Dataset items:
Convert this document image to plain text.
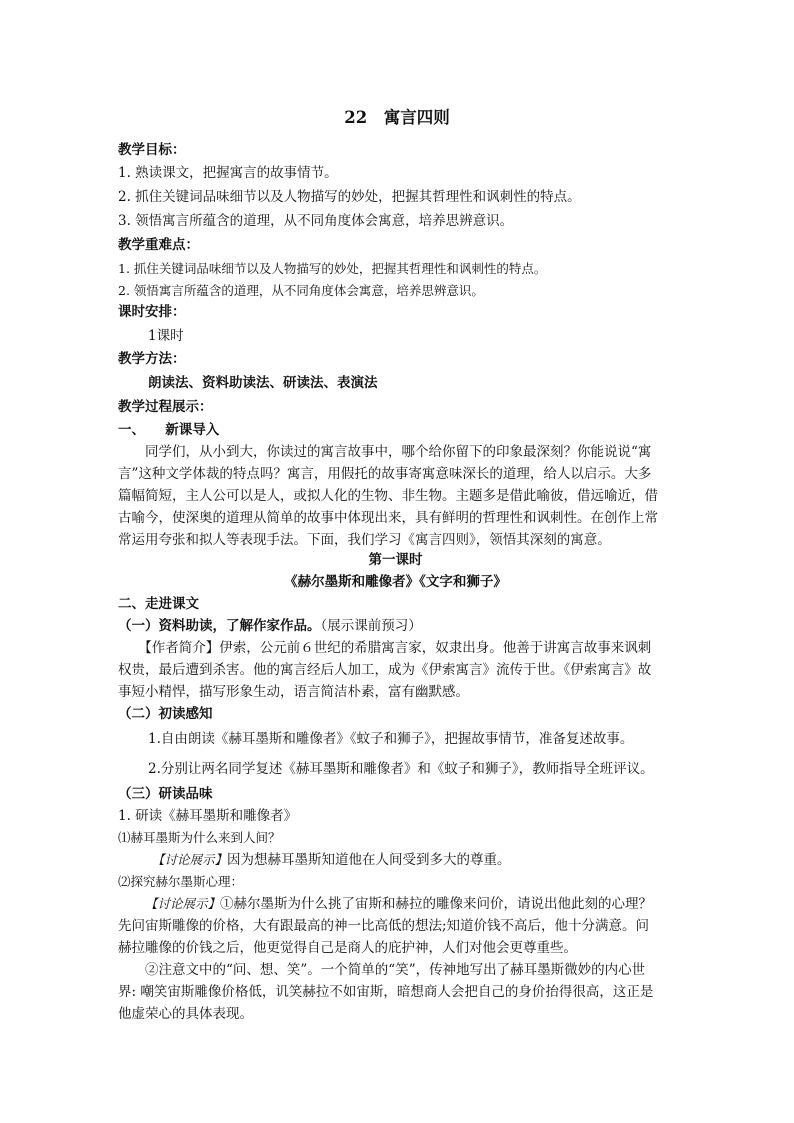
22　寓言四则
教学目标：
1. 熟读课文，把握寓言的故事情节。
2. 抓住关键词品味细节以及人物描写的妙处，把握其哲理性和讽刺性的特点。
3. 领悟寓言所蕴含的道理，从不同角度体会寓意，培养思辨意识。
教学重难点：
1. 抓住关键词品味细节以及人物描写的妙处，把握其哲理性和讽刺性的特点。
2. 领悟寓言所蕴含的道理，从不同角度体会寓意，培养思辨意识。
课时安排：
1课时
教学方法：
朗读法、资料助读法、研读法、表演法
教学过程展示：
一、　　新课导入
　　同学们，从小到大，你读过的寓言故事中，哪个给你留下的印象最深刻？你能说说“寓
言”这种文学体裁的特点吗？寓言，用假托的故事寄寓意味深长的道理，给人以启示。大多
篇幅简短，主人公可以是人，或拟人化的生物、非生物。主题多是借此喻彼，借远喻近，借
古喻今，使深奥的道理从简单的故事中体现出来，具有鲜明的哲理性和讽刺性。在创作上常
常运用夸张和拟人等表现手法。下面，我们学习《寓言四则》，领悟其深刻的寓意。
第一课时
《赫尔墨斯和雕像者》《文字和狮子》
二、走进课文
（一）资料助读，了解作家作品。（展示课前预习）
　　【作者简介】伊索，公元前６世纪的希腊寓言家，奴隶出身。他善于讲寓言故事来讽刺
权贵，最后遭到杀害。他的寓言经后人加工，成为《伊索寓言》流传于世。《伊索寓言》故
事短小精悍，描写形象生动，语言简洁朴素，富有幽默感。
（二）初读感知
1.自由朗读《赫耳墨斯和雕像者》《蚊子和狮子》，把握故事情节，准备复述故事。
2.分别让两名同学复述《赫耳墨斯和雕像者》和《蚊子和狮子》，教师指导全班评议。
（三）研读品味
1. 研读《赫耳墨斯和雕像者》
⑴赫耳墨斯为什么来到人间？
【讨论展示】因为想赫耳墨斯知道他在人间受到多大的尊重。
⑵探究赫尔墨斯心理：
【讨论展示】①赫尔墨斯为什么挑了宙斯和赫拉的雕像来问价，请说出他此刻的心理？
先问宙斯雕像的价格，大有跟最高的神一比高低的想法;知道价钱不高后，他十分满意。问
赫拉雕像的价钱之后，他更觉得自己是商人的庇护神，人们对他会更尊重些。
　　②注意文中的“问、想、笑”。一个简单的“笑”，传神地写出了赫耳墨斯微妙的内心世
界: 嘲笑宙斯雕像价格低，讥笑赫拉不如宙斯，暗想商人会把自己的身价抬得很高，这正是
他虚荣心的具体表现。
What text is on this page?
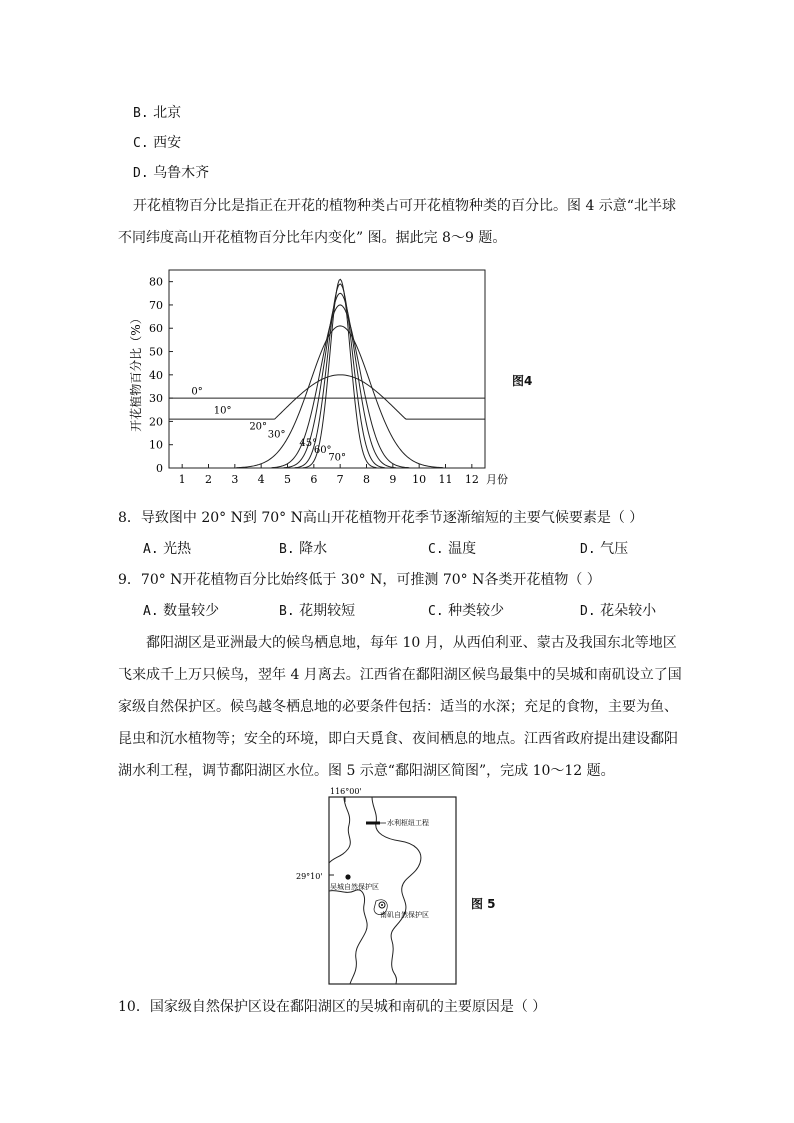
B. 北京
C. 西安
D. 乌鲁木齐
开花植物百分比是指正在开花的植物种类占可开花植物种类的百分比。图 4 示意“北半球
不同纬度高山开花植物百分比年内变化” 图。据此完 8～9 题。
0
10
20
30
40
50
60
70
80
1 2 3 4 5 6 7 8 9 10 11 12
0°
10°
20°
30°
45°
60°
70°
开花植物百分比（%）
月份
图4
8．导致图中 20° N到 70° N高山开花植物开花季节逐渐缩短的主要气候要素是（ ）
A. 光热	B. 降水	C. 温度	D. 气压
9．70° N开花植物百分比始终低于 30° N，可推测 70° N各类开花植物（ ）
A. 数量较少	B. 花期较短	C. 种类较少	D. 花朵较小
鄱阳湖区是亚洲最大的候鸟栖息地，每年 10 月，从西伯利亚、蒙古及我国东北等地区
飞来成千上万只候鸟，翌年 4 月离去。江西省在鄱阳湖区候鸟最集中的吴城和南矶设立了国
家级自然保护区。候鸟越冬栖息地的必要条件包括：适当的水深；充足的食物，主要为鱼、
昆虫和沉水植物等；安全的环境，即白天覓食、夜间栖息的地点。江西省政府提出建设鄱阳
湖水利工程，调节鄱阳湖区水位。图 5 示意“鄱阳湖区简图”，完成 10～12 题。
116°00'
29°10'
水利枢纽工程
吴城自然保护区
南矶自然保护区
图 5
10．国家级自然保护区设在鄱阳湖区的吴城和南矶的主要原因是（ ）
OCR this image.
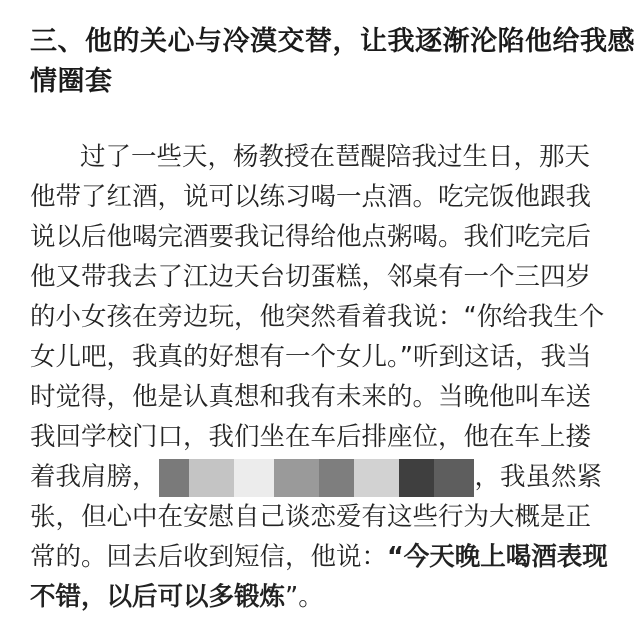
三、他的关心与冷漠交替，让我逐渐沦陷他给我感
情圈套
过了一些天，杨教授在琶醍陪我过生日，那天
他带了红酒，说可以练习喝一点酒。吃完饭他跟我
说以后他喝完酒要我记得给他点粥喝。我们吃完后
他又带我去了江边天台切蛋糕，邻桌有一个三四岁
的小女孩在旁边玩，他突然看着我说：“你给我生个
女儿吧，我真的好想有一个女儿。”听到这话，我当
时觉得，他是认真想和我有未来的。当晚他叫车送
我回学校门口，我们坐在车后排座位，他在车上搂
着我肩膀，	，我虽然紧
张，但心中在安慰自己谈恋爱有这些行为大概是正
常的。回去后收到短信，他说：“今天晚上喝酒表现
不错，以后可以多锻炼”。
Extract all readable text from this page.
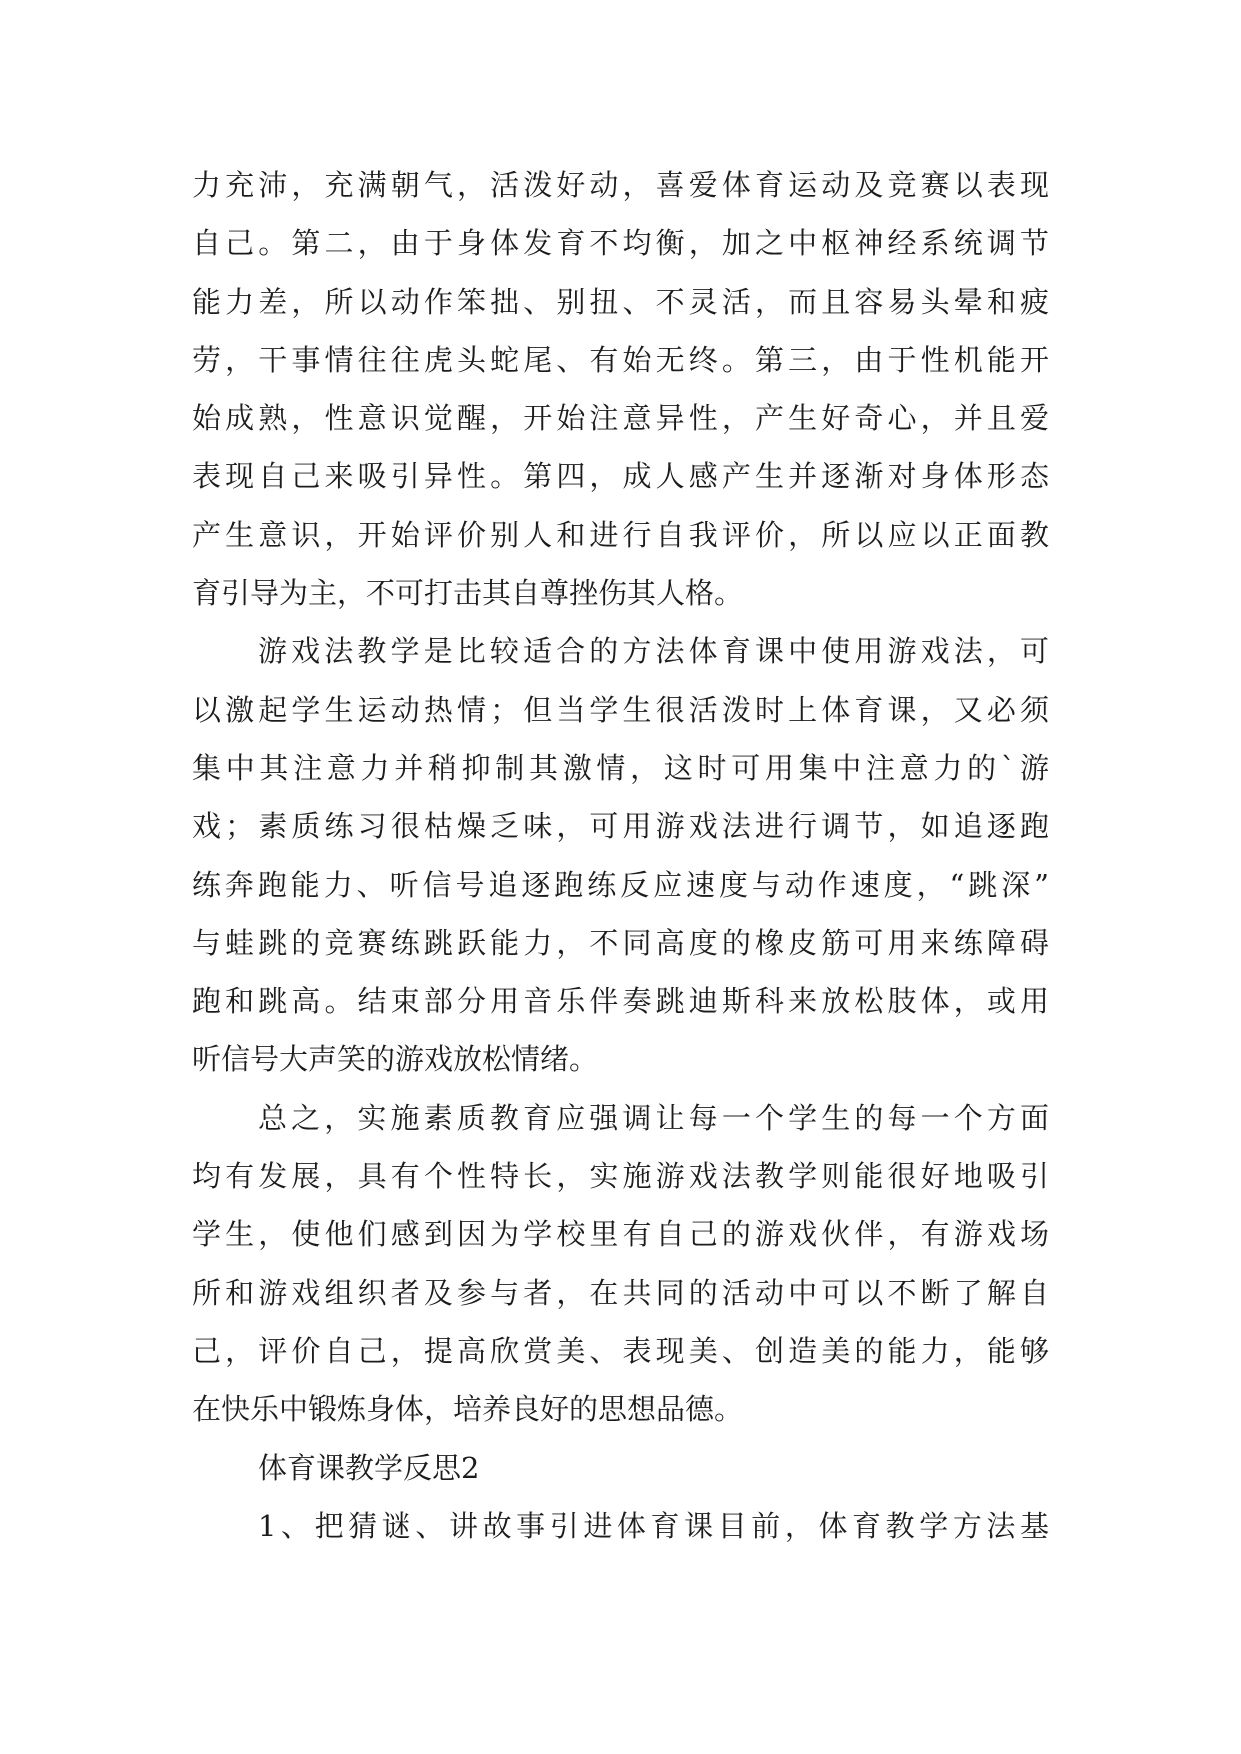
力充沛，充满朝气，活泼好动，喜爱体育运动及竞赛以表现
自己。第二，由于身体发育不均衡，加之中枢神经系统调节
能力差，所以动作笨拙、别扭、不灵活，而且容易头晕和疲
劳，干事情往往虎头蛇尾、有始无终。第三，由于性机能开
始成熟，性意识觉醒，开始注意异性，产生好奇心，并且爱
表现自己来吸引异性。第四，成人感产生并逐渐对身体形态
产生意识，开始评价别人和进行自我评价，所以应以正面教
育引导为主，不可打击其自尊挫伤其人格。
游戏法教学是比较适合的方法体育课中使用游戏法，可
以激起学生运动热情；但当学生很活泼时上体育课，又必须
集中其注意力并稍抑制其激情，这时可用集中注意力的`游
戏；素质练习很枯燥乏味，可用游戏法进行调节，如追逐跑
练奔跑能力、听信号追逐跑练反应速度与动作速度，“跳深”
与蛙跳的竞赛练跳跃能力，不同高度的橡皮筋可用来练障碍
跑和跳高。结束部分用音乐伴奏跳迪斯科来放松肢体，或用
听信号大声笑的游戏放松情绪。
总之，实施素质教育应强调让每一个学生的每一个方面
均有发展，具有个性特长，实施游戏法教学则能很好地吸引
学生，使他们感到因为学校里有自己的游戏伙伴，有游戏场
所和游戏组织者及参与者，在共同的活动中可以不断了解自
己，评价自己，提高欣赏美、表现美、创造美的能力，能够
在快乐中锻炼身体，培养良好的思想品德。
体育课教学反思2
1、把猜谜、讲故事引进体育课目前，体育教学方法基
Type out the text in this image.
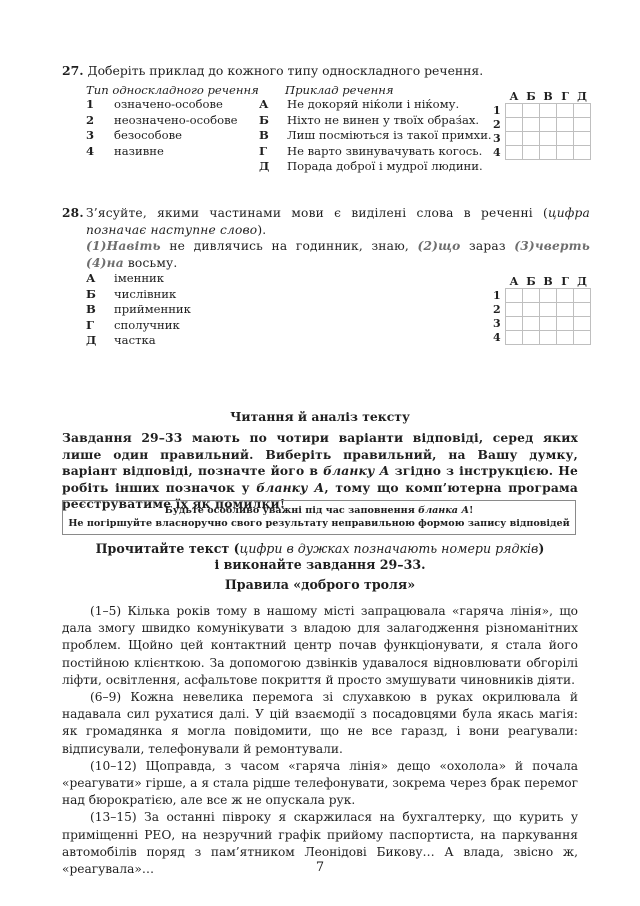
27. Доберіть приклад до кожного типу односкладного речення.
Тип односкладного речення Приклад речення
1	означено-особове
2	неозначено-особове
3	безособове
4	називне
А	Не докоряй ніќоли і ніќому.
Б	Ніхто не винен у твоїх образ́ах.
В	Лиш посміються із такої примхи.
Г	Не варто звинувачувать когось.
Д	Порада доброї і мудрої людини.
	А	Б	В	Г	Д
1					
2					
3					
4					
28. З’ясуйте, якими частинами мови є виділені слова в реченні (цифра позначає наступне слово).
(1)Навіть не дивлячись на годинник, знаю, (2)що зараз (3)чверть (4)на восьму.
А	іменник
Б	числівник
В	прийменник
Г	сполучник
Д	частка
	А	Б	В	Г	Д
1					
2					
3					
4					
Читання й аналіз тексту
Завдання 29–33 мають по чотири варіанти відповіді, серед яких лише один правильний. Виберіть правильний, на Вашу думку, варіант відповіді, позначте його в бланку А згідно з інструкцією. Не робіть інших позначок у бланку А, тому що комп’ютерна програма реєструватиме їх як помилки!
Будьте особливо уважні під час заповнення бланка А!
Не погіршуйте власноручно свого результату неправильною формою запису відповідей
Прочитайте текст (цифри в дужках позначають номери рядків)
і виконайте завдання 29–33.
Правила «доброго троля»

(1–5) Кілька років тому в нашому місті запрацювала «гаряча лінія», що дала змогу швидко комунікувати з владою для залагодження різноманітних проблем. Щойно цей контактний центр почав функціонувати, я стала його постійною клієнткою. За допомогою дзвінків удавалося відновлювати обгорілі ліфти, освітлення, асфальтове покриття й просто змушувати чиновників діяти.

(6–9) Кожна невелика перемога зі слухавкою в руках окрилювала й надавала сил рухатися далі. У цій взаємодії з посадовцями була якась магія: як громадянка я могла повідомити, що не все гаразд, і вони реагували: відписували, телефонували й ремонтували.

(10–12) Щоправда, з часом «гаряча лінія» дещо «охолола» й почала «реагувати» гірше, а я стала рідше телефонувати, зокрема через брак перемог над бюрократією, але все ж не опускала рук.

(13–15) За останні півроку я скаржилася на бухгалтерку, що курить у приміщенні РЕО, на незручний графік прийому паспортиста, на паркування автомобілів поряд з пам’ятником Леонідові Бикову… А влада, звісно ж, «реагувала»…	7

• _Given request_:
List each line holding the string "text".

• _Response to this exercise_:
Convert this document image to plain text.
What text is on this page?
Extract all readable text from this page.
Type out the text in this image.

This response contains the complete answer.